■ **BRIEF**: Locate and copy each line in the data that contains the word "Americium".

-*-

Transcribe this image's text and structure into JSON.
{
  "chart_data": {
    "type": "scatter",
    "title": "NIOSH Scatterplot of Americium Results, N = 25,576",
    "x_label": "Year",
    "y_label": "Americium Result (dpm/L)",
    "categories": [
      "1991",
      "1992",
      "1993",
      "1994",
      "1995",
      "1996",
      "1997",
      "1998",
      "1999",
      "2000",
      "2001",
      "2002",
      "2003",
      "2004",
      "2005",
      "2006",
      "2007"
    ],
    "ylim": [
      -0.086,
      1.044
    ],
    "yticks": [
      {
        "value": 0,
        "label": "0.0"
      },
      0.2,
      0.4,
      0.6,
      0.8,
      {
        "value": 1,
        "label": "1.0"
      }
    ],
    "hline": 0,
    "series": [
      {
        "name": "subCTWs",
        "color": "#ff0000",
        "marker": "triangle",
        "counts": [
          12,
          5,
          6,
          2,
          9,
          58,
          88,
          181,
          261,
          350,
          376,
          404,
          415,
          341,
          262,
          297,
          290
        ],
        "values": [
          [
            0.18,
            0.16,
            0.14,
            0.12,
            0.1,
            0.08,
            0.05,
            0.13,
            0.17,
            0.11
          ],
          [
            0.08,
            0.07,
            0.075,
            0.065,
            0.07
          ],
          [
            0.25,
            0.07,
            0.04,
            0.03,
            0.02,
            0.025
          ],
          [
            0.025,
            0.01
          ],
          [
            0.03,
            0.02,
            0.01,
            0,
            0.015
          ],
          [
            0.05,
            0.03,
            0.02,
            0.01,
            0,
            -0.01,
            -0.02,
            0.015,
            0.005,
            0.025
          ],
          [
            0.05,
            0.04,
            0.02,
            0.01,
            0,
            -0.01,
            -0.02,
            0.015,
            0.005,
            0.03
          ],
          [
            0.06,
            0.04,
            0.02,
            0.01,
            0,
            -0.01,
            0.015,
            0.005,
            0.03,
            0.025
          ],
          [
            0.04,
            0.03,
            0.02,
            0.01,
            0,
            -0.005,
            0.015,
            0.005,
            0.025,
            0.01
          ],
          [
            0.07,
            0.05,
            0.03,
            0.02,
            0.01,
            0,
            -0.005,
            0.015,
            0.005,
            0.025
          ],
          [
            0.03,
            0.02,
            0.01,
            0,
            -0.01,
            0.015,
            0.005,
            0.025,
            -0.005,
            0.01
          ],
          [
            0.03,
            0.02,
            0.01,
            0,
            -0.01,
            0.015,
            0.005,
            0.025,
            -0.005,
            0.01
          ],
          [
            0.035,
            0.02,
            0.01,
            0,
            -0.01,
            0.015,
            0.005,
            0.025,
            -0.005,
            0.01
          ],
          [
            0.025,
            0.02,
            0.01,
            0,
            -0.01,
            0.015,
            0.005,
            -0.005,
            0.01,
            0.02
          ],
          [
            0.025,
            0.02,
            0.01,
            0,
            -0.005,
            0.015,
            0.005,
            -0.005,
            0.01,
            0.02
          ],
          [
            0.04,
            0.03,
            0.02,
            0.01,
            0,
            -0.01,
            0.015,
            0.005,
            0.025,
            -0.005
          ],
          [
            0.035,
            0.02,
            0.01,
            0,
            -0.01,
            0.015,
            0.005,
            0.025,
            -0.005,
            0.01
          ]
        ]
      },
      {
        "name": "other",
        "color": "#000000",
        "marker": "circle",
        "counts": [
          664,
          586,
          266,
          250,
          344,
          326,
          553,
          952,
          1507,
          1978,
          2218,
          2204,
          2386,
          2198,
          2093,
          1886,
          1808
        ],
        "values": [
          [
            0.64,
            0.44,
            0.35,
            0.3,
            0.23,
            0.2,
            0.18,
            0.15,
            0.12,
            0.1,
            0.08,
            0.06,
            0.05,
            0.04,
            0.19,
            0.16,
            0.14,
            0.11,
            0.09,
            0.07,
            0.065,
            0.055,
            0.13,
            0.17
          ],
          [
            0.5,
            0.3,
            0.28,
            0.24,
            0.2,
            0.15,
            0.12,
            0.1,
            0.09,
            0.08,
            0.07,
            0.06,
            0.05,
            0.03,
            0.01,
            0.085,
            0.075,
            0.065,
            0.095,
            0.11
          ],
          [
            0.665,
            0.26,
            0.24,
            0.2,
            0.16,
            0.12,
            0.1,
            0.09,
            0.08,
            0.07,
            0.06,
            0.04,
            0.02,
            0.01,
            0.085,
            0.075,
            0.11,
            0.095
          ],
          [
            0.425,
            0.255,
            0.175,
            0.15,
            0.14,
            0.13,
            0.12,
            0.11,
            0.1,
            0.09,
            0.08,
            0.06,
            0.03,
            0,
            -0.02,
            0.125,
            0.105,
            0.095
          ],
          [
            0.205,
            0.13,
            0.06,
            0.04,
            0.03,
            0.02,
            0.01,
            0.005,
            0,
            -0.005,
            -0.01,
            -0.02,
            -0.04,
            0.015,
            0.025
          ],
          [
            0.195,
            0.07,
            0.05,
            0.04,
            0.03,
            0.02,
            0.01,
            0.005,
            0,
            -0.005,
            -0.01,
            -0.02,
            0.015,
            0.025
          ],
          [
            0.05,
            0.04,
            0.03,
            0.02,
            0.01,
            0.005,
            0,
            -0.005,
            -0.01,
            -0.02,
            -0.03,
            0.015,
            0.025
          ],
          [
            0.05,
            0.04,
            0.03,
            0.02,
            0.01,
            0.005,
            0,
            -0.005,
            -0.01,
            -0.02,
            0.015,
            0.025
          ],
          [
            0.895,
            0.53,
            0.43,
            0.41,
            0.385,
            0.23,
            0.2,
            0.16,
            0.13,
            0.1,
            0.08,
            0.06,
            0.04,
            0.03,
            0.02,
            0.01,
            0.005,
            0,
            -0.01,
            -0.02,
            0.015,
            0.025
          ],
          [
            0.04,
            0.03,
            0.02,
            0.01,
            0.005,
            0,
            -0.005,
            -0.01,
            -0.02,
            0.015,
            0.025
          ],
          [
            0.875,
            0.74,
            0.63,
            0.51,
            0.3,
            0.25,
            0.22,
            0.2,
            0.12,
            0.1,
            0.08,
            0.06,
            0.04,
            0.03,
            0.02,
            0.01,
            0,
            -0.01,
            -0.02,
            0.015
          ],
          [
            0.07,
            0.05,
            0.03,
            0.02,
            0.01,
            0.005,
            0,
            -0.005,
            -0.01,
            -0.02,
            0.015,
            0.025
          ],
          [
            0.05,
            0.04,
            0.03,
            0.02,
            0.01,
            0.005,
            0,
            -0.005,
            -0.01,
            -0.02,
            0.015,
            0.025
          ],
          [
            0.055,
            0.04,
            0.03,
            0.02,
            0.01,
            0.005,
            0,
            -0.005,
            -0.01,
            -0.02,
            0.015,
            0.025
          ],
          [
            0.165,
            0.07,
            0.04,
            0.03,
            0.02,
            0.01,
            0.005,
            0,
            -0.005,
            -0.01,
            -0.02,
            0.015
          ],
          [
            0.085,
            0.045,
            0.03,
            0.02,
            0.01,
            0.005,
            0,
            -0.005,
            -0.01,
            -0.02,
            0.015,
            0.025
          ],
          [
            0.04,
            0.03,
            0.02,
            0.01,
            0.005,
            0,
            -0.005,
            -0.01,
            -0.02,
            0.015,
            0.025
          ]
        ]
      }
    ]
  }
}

-*-

■ **TASK SOLUTION**:
    "title": "NIOSH Scatterplot of Americium Results, N = 25,576",
    "y_label": "Americium Result (dpm/L)",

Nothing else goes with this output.